[Records that describe figures]
** BEGIN **

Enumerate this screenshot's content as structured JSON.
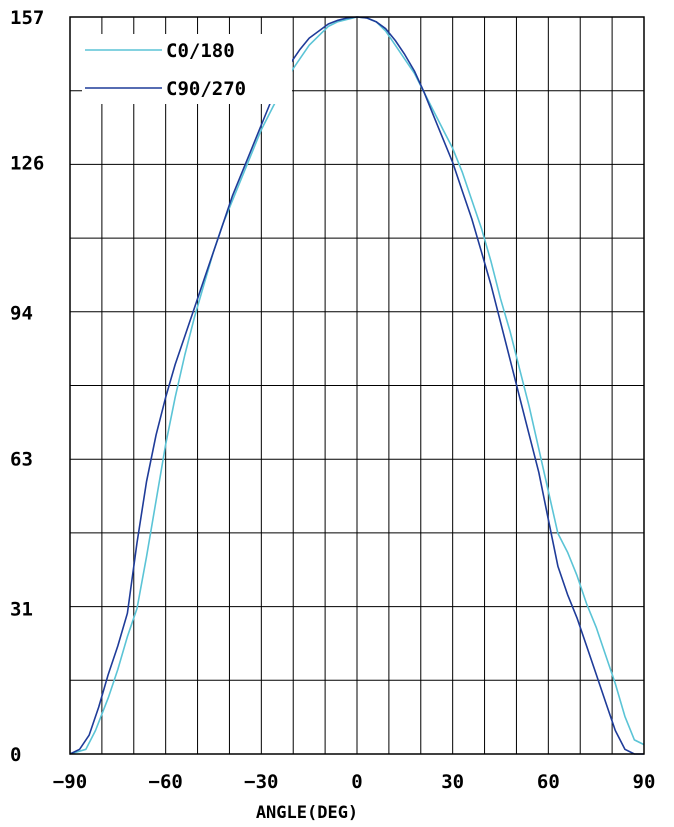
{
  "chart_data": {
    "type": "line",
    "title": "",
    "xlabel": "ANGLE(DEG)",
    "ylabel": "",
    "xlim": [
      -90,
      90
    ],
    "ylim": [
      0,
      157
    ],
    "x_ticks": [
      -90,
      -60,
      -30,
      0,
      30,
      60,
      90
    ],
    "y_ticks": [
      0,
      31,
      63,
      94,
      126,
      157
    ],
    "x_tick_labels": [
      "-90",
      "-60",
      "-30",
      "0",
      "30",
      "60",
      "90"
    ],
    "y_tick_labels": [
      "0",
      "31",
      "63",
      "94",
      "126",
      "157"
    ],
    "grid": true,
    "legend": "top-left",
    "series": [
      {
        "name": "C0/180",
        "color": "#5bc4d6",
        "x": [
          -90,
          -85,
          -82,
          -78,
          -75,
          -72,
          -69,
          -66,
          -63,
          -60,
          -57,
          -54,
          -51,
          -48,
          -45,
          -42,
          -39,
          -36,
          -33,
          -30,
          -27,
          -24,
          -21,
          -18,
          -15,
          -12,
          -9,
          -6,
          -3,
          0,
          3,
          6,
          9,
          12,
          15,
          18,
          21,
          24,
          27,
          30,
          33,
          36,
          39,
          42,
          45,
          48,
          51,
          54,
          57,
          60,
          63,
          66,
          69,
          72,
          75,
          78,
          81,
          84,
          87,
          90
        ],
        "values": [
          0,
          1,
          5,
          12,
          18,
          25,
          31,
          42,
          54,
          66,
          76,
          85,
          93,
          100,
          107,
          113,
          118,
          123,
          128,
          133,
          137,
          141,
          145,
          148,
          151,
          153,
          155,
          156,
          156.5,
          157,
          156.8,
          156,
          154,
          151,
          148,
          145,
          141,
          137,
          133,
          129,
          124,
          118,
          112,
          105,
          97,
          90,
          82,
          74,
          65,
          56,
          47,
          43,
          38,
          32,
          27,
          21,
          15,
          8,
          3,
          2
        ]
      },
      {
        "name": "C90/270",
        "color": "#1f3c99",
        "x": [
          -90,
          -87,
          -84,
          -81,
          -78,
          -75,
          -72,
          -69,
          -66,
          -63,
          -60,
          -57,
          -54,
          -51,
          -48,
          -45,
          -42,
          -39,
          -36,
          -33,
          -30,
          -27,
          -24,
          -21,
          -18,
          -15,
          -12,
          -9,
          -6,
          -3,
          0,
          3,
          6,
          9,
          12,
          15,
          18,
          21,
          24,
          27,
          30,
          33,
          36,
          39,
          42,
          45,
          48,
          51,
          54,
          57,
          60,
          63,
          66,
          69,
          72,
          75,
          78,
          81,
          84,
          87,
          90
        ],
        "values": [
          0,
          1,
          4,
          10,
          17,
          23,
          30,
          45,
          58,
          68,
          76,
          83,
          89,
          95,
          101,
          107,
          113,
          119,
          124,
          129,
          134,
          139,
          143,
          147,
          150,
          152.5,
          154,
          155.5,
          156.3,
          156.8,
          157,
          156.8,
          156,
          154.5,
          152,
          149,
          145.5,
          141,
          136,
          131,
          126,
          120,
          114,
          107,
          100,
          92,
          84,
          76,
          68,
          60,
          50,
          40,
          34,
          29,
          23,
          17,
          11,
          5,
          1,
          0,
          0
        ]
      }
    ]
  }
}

** END **

## Your objective
Restate the whole of the material word for word without the pictures.

## Solution below
Enumerate this screenshot's content as structured JSON.
{
  "chart_data": {
    "type": "line",
    "title": "",
    "xlabel": "ANGLE(DEG)",
    "ylabel": "",
    "xlim": [
      -90,
      90
    ],
    "ylim": [
      0,
      157
    ],
    "x_ticks": [
      -90,
      -60,
      -30,
      0,
      30,
      60,
      90
    ],
    "y_ticks": [
      0,
      31,
      63,
      94,
      126,
      157
    ],
    "x_tick_labels": [
      "-90",
      "-60",
      "-30",
      "0",
      "30",
      "60",
      "90"
    ],
    "y_tick_labels": [
      "0",
      "31",
      "63",
      "94",
      "126",
      "157"
    ],
    "grid": true,
    "legend": "top-left",
    "series": [
      {
        "name": "C0/180",
        "color": "#5bc4d6",
        "x": [
          -90,
          -85,
          -82,
          -78,
          -75,
          -72,
          -69,
          -66,
          -63,
          -60,
          -57,
          -54,
          -51,
          -48,
          -45,
          -42,
          -39,
          -36,
          -33,
          -30,
          -27,
          -24,
          -21,
          -18,
          -15,
          -12,
          -9,
          -6,
          -3,
          0,
          3,
          6,
          9,
          12,
          15,
          18,
          21,
          24,
          27,
          30,
          33,
          36,
          39,
          42,
          45,
          48,
          51,
          54,
          57,
          60,
          63,
          66,
          69,
          72,
          75,
          78,
          81,
          84,
          87,
          90
        ],
        "values": [
          0,
          1,
          5,
          12,
          18,
          25,
          31,
          42,
          54,
          66,
          76,
          85,
          93,
          100,
          107,
          113,
          118,
          123,
          128,
          133,
          137,
          141,
          145,
          148,
          151,
          153,
          155,
          156,
          156.5,
          157,
          156.8,
          156,
          154,
          151,
          148,
          145,
          141,
          137,
          133,
          129,
          124,
          118,
          112,
          105,
          97,
          90,
          82,
          74,
          65,
          56,
          47,
          43,
          38,
          32,
          27,
          21,
          15,
          8,
          3,
          2
        ]
      },
      {
        "name": "C90/270",
        "color": "#1f3c99",
        "x": [
          -90,
          -87,
          -84,
          -81,
          -78,
          -75,
          -72,
          -69,
          -66,
          -63,
          -60,
          -57,
          -54,
          -51,
          -48,
          -45,
          -42,
          -39,
          -36,
          -33,
          -30,
          -27,
          -24,
          -21,
          -18,
          -15,
          -12,
          -9,
          -6,
          -3,
          0,
          3,
          6,
          9,
          12,
          15,
          18,
          21,
          24,
          27,
          30,
          33,
          36,
          39,
          42,
          45,
          48,
          51,
          54,
          57,
          60,
          63,
          66,
          69,
          72,
          75,
          78,
          81,
          84,
          87,
          90
        ],
        "values": [
          0,
          1,
          4,
          10,
          17,
          23,
          30,
          45,
          58,
          68,
          76,
          83,
          89,
          95,
          101,
          107,
          113,
          119,
          124,
          129,
          134,
          139,
          143,
          147,
          150,
          152.5,
          154,
          155.5,
          156.3,
          156.8,
          157,
          156.8,
          156,
          154.5,
          152,
          149,
          145.5,
          141,
          136,
          131,
          126,
          120,
          114,
          107,
          100,
          92,
          84,
          76,
          68,
          60,
          50,
          40,
          34,
          29,
          23,
          17,
          11,
          5,
          1,
          0,
          0
        ]
      }
    ]
  }
}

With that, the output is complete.